** Start **
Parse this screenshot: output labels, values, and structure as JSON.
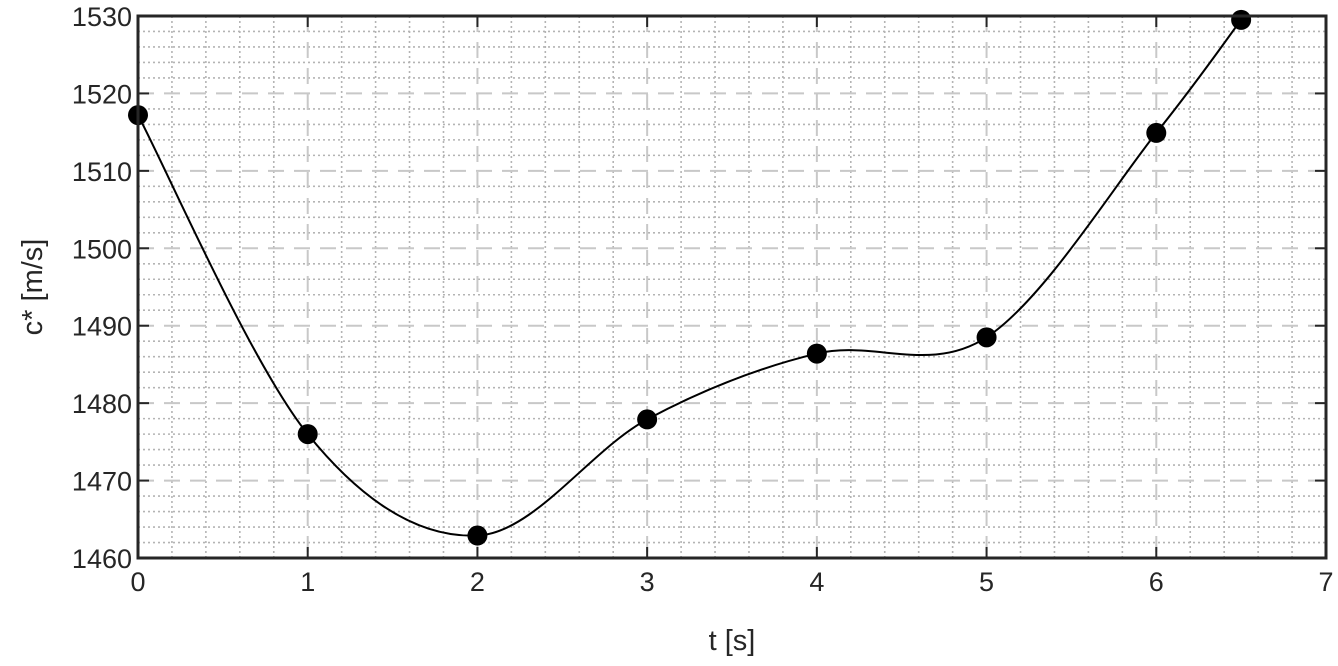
{
  "chart_data": {
    "type": "line",
    "title": "",
    "xlabel": "t [s]",
    "ylabel": "c* [m/s]",
    "xlim": [
      0,
      7
    ],
    "ylim": [
      1460,
      1530
    ],
    "x_ticks": [
      "0",
      "1",
      "2",
      "3",
      "4",
      "5",
      "6",
      "7"
    ],
    "y_ticks": [
      "1460",
      "1470",
      "1480",
      "1490",
      "1500",
      "1510",
      "1520",
      "1530"
    ],
    "grid": "major dashed, minor dotted",
    "legend": "none",
    "series": [
      {
        "marker": "filled circle",
        "line": "smooth curve",
        "color": "#000000",
        "x": [
          0,
          1,
          2,
          3,
          4,
          5,
          6,
          6.5
        ],
        "y": [
          1517.2,
          1476.0,
          1462.9,
          1477.9,
          1486.4,
          1488.5,
          1514.9,
          1529.5
        ]
      }
    ]
  }
}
** End **
Your task is to repeat the material above exactly, without its pictures.

Parse this screenshot: output labels, values, and structure as JSON.
{
  "chart_data": {
    "type": "line",
    "title": "",
    "xlabel": "t [s]",
    "ylabel": "c* [m/s]",
    "xlim": [
      0,
      7
    ],
    "ylim": [
      1460,
      1530
    ],
    "x_ticks": [
      "0",
      "1",
      "2",
      "3",
      "4",
      "5",
      "6",
      "7"
    ],
    "y_ticks": [
      "1460",
      "1470",
      "1480",
      "1490",
      "1500",
      "1510",
      "1520",
      "1530"
    ],
    "grid": "major dashed, minor dotted",
    "legend": "none",
    "series": [
      {
        "marker": "filled circle",
        "line": "smooth curve",
        "color": "#000000",
        "x": [
          0,
          1,
          2,
          3,
          4,
          5,
          6,
          6.5
        ],
        "y": [
          1517.2,
          1476.0,
          1462.9,
          1477.9,
          1486.4,
          1488.5,
          1514.9,
          1529.5
        ]
      }
    ]
  }
}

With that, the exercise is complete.